## Short exercise
Write out every line below that includes the word "What".

## Input records
====
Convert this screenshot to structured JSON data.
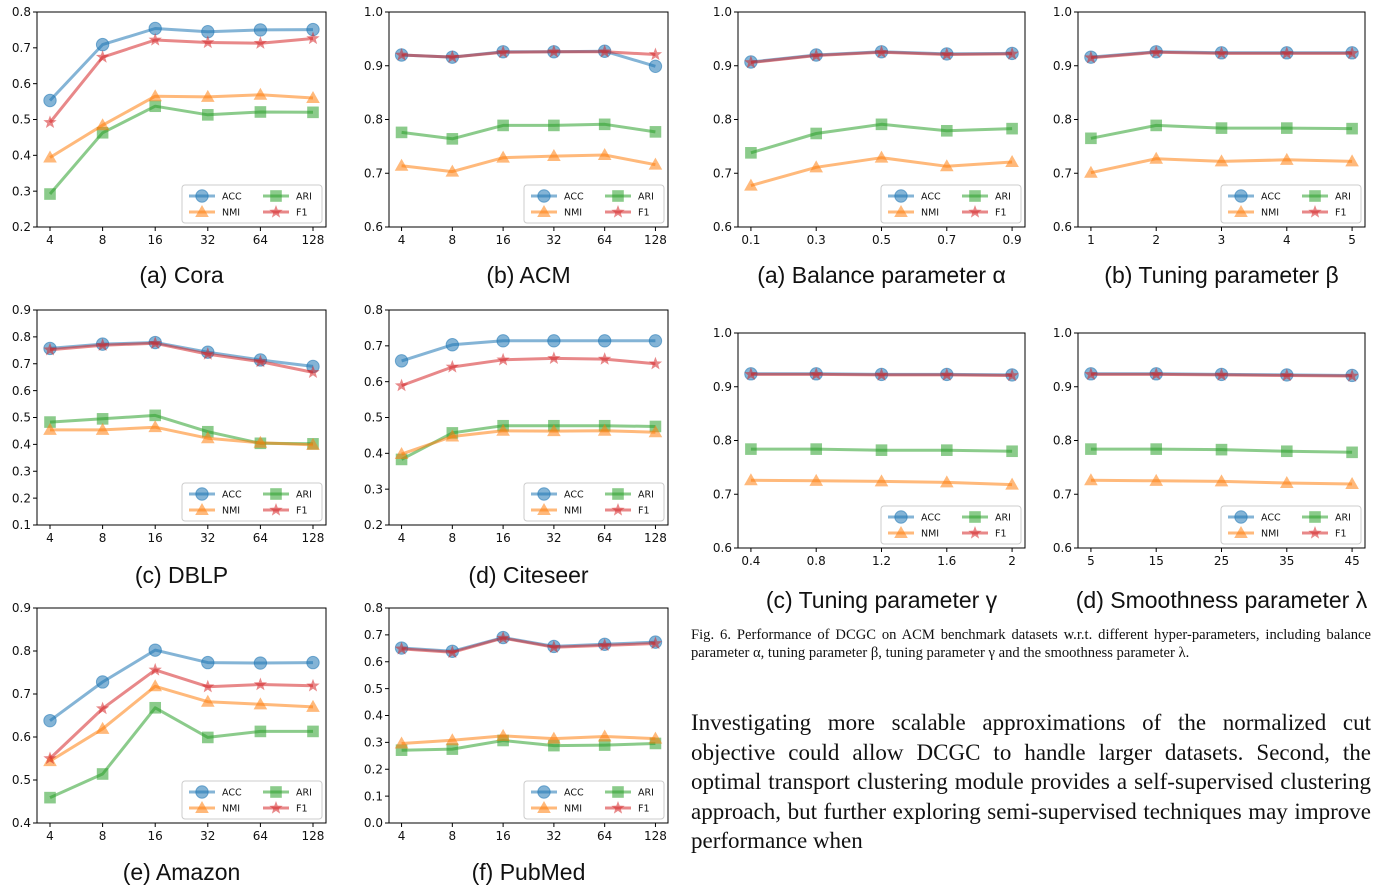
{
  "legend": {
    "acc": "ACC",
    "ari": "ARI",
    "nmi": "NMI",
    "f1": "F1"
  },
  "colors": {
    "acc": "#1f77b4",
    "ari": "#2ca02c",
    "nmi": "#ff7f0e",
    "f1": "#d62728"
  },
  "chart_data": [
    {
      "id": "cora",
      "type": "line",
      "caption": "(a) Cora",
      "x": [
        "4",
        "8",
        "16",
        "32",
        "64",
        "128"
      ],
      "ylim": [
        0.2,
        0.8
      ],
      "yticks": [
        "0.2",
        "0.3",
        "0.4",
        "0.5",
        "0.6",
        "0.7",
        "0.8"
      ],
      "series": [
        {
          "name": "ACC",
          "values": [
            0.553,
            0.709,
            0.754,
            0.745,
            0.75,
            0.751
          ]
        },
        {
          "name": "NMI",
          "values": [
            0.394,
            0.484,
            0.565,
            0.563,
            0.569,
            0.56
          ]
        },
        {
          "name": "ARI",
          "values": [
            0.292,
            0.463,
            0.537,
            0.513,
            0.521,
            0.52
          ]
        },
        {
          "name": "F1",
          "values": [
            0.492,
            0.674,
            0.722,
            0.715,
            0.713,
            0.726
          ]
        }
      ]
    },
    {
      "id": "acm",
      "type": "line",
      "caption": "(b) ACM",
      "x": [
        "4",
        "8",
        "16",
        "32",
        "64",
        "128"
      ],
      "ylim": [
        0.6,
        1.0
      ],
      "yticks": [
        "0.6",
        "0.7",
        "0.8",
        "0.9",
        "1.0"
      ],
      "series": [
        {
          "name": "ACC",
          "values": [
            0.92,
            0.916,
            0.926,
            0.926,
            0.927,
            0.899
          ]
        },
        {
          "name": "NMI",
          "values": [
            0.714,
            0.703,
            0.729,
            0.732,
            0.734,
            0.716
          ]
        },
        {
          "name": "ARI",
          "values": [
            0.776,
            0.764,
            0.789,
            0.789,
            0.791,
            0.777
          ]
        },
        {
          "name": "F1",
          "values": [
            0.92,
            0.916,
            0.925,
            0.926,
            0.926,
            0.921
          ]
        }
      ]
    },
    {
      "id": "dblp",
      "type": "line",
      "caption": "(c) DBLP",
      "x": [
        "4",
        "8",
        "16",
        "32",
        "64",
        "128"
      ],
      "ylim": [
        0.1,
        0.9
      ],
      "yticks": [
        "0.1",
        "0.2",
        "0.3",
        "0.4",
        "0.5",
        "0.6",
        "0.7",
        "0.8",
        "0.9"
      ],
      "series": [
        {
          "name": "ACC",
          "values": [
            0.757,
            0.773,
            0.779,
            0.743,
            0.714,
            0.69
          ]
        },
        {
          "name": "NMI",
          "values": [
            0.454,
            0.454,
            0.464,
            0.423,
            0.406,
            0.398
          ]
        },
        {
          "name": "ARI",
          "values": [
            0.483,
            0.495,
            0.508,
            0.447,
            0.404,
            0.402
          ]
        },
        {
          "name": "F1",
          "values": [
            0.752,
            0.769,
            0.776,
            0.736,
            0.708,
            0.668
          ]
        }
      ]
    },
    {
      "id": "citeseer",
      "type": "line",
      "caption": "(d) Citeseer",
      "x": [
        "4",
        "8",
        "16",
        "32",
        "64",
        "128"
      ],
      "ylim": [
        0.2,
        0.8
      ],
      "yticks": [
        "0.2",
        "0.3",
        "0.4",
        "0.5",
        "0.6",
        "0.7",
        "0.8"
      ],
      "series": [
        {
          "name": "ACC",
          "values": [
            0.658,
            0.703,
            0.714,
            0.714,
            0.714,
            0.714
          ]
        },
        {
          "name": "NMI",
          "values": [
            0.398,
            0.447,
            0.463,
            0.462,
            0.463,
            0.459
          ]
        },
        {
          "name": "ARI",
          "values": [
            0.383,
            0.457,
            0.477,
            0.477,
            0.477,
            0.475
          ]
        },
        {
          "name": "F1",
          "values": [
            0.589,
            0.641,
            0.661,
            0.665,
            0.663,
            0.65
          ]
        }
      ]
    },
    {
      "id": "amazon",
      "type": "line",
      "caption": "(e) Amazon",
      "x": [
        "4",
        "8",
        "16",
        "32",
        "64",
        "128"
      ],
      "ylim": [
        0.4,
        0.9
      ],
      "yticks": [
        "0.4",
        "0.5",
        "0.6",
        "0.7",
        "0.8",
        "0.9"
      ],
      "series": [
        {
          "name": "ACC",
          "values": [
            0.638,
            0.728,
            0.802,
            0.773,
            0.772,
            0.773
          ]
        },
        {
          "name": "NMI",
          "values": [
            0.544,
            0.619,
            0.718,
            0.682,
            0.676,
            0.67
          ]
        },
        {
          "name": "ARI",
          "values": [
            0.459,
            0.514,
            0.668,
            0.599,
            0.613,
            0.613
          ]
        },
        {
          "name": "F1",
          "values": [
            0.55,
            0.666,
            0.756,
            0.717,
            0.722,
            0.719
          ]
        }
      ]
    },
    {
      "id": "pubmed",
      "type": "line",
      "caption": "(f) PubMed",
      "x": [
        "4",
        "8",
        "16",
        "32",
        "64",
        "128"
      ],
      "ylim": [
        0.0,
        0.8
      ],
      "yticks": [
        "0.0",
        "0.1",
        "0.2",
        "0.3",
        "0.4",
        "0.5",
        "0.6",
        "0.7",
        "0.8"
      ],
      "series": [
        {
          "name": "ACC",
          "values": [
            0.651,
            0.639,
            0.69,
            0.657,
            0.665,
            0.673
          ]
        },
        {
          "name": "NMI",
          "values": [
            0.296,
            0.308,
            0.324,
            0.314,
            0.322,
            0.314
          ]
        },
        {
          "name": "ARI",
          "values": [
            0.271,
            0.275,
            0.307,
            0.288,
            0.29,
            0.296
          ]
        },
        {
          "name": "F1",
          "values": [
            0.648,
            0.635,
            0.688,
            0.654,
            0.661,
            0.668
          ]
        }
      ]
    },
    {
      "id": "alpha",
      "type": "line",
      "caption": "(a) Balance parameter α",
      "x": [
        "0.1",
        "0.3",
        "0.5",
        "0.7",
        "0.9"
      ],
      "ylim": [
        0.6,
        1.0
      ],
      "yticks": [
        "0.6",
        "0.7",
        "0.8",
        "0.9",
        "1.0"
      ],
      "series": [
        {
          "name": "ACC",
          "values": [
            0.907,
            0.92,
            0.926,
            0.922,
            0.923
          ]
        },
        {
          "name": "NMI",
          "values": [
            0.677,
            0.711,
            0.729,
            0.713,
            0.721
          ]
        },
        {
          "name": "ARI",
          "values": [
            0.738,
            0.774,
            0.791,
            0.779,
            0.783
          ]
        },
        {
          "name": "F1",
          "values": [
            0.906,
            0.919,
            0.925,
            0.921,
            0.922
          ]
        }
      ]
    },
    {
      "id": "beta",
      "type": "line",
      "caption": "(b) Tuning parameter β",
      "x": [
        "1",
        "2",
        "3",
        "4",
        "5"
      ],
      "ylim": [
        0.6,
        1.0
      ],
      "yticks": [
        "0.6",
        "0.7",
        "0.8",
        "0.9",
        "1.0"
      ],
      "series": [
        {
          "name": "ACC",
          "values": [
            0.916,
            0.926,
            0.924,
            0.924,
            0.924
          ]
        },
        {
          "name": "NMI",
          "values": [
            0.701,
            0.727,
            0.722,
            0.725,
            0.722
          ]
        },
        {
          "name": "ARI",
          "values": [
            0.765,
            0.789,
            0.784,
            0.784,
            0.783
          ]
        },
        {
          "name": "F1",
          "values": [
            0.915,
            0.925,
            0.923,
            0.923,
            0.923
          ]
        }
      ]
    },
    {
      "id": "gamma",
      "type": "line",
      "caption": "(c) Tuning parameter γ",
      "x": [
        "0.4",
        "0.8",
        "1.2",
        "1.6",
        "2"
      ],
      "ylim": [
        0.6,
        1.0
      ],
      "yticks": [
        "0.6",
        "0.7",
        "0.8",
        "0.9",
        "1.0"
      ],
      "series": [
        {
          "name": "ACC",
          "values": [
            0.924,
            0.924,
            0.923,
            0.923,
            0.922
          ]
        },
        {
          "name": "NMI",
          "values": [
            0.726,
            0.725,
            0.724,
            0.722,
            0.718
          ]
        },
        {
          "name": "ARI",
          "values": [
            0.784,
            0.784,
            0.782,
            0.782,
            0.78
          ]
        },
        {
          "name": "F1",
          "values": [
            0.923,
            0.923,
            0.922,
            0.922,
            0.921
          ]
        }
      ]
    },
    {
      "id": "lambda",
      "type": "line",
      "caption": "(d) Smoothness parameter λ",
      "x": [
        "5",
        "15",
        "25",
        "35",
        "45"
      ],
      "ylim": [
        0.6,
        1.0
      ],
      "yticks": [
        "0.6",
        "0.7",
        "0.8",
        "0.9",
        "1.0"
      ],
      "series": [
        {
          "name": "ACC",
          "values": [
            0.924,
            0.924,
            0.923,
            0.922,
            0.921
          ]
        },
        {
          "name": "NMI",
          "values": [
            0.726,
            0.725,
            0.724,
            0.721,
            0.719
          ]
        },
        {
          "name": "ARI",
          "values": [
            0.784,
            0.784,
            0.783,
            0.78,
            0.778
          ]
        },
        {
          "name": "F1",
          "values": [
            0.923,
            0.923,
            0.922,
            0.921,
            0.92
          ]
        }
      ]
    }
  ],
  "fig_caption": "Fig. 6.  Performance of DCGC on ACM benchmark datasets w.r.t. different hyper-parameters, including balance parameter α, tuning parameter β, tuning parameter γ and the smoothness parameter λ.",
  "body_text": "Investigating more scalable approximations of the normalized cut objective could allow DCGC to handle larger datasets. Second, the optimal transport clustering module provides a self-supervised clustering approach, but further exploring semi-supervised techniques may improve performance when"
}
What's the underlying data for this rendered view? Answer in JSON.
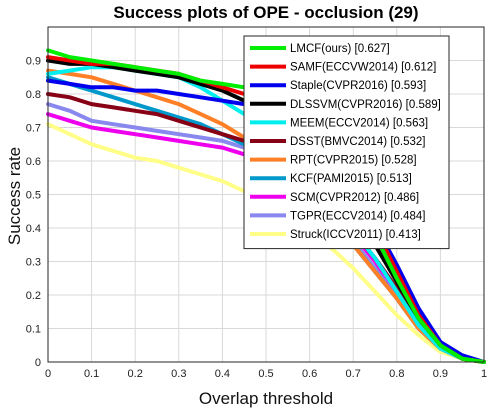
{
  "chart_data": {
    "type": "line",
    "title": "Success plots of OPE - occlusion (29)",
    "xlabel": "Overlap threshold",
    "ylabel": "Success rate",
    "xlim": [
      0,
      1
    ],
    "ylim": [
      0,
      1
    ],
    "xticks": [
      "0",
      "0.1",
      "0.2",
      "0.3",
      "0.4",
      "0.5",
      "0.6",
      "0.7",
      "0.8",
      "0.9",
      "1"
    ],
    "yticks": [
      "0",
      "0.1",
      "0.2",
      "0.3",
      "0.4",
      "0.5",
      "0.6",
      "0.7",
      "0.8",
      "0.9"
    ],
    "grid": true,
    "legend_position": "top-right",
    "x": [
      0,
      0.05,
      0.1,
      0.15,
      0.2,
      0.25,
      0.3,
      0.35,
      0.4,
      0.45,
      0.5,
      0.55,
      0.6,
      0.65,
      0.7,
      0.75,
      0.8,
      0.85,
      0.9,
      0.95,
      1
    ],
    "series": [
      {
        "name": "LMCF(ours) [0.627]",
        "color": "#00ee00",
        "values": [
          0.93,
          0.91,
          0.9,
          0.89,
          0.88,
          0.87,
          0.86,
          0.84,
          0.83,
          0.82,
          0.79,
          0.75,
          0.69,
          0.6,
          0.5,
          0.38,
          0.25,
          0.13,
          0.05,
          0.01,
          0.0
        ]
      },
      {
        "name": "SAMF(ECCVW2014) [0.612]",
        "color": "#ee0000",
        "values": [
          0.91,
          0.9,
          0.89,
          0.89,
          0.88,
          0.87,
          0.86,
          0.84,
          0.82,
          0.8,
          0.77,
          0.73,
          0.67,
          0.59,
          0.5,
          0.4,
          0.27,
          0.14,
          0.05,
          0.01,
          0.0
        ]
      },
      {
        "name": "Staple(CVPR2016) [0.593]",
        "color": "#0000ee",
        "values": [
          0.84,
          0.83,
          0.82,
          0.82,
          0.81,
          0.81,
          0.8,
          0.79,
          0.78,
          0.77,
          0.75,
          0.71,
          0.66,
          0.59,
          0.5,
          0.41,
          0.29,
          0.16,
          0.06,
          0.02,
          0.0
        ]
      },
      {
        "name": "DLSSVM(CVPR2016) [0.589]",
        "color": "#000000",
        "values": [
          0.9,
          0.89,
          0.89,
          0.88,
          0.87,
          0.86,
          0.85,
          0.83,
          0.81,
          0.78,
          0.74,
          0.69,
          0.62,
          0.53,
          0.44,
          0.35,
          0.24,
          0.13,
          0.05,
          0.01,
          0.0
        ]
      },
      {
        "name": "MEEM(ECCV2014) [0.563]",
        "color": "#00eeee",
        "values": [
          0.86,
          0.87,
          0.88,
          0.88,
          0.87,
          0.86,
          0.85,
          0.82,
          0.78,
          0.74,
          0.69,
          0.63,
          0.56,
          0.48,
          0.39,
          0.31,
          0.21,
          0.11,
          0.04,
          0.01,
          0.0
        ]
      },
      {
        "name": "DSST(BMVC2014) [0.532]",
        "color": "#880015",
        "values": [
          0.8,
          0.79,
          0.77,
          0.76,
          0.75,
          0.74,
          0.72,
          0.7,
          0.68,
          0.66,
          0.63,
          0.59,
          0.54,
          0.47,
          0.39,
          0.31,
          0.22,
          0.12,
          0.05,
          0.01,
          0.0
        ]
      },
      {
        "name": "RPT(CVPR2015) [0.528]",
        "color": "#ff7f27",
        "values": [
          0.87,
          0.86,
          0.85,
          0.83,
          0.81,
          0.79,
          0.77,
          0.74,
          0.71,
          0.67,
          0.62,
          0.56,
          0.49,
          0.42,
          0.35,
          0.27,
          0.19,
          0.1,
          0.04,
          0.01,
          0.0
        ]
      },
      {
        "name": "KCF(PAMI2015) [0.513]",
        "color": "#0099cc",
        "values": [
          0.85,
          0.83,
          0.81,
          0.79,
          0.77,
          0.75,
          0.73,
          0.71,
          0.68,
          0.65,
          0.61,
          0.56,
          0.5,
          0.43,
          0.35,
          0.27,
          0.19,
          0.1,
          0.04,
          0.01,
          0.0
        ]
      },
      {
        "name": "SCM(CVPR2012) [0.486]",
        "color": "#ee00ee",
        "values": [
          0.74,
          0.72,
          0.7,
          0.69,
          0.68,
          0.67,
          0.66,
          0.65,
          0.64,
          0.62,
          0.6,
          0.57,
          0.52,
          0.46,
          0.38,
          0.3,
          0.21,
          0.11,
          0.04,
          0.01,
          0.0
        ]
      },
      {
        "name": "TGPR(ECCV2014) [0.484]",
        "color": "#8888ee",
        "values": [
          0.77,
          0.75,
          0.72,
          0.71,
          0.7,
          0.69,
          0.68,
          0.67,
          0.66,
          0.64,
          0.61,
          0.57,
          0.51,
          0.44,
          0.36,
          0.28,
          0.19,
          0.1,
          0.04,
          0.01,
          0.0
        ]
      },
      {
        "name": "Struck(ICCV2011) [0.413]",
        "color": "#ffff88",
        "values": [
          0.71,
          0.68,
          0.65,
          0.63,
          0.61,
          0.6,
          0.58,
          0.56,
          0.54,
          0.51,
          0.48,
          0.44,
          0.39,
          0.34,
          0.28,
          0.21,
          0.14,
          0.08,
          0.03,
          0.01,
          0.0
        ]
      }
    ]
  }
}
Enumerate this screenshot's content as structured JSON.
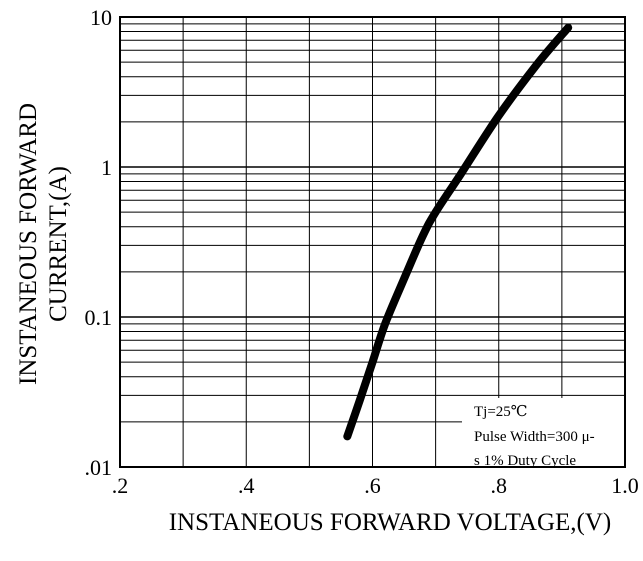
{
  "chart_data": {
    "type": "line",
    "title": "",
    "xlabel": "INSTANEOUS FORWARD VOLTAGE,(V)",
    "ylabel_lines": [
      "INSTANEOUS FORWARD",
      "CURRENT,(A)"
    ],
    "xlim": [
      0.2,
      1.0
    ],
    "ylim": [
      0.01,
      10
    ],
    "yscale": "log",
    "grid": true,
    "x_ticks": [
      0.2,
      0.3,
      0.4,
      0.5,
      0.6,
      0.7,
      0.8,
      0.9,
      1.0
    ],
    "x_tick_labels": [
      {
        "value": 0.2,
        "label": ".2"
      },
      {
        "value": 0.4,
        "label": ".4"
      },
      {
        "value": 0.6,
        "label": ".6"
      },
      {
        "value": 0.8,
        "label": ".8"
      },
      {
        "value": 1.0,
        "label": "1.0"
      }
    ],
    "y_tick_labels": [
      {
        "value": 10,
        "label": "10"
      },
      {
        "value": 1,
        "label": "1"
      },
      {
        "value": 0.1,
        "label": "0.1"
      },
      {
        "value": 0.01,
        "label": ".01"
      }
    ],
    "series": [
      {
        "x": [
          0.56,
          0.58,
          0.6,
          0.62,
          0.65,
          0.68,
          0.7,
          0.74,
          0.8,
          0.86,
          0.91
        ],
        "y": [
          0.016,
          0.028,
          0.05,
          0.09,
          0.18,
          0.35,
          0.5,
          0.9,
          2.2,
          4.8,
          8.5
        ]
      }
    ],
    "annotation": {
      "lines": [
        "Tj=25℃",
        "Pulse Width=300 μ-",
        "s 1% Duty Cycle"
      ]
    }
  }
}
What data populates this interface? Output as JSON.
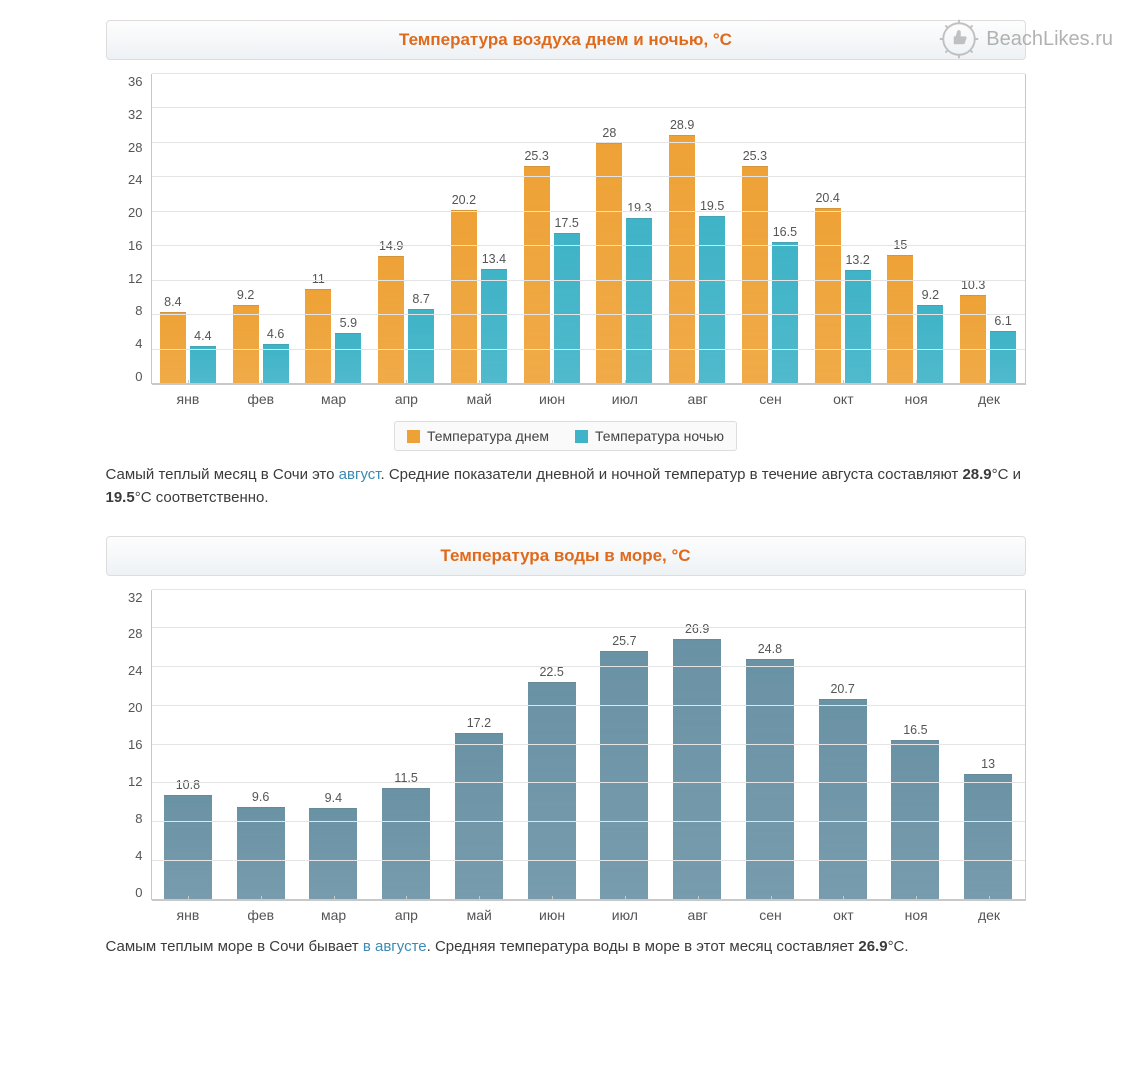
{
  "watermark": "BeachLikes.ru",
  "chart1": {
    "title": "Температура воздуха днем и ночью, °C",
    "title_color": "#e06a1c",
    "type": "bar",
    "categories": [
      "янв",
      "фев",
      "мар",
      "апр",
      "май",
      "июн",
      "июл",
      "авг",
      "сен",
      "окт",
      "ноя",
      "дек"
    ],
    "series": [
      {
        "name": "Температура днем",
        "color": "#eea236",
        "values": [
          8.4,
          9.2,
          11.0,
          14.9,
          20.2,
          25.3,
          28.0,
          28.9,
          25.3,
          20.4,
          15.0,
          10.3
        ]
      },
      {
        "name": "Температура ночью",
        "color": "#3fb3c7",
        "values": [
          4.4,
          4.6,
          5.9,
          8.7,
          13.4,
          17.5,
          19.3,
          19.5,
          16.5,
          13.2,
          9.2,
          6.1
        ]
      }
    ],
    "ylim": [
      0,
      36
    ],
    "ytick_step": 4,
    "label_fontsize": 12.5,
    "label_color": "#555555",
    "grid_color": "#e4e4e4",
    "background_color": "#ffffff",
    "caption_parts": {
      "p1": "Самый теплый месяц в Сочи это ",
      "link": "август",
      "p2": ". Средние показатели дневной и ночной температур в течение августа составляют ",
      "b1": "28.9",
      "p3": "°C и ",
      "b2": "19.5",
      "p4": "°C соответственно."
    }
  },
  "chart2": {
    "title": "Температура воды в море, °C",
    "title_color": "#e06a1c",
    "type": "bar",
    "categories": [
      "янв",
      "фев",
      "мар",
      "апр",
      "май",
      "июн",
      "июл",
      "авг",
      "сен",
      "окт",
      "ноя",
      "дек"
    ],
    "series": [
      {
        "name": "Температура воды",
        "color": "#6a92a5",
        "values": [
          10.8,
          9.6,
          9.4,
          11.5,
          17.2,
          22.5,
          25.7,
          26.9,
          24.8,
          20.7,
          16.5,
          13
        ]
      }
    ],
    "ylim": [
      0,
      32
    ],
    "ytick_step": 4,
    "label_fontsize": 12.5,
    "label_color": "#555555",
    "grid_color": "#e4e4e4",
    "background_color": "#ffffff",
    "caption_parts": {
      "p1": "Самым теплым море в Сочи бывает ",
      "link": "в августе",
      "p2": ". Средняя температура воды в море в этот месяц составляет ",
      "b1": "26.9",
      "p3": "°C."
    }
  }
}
====
## Task answer
What's the underlying data for this rendered view? Answer in JSON.
What data populates this interface? Output as JSON.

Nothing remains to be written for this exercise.